#### [Aim of the exercise]
State the number of lines in these records holding "胞为肉轮". Say nothing more.

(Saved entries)
--------

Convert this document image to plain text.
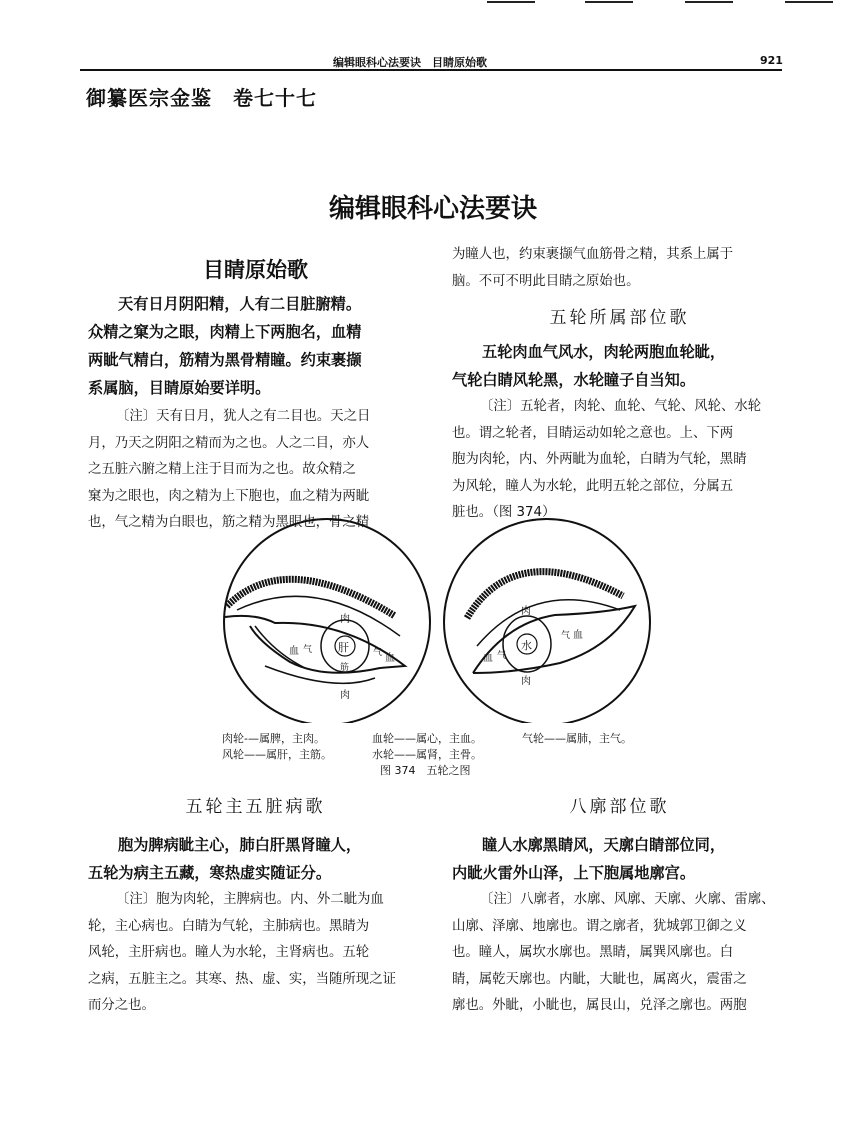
编辑眼科心法要诀　目睛原始歌	921
御纂医宗金鉴　卷七十七
编辑眼科心法要诀
目睛原始歌
天有日月阴阳精，人有二目脏腑精。
众精之窠为之眼，肉精上下两胞名，血精
两眦气精白，筋精为黑骨精瞳。约束裹撷
系属脑，目睛原始要详明。
〔注〕天有日月，犹人之有二目也。天之日
月，乃天之阴阳之精而为之也。人之二目，亦人
之五脏六腑之精上注于目而为之也。故众精之
窠为之眼也，肉之精为上下胞也，血之精为两眦
也，气之精为白眼也，筋之精为黑眼也，骨之精
为瞳人也，约束裹撷气血筋骨之精，其系上属于
脑。不可不明此目睛之原始也。
五轮所属部位歌
五轮肉血气风水，肉轮两胞血轮眦，
气轮白睛风轮黑，水轮瞳子自当知。
〔注〕五轮者，肉轮、血轮、气轮、风轮、水轮
也。谓之轮者，目睛运动如轮之意也。上、下两
胞为肉轮，内、外两眦为血轮，白睛为气轮，黑睛
为风轮，瞳人为水轮，此明五轮之部位，分属五
脏也。（图 374）
肝
肉
肉
筋
血 气	气 血
水
肉
肉
血 气
气 血
肉轮-—属脾，主肉。	血轮——属心，主血。	气轮——属肺，主气。
风轮——属肝，主筋。	水轮——属肾，主骨。
图 374　五轮之图
五轮主五脏病歌
胞为脾病眦主心，肺白肝黑肾瞳人，
五轮为病主五藏，寒热虚实随证分。
〔注〕胞为肉轮，主脾病也。内、外二眦为血
轮，主心病也。白睛为气轮，主肺病也。黑睛为
风轮，主肝病也。瞳人为水轮，主肾病也。五轮
之病，五脏主之。其寒、热、虚、实，当随所现之证
而分之也。
八廓部位歌
瞳人水廓黑睛风，天廓白睛部位同，
内眦火雷外山泽，上下胞属地廓宫。
〔注〕八廓者，水廓、风廓、天廓、火廓、雷廓、
山廓、泽廓、地廓也。谓之廓者，犹城郭卫御之义
也。瞳人，属坎水廓也。黑睛，属巽风廓也。白
睛，属乾天廓也。内眦，大眦也，属离火，震雷之
廓也。外眦，小眦也，属艮山，兑泽之廓也。两胞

--------

#### [Output for this task]
2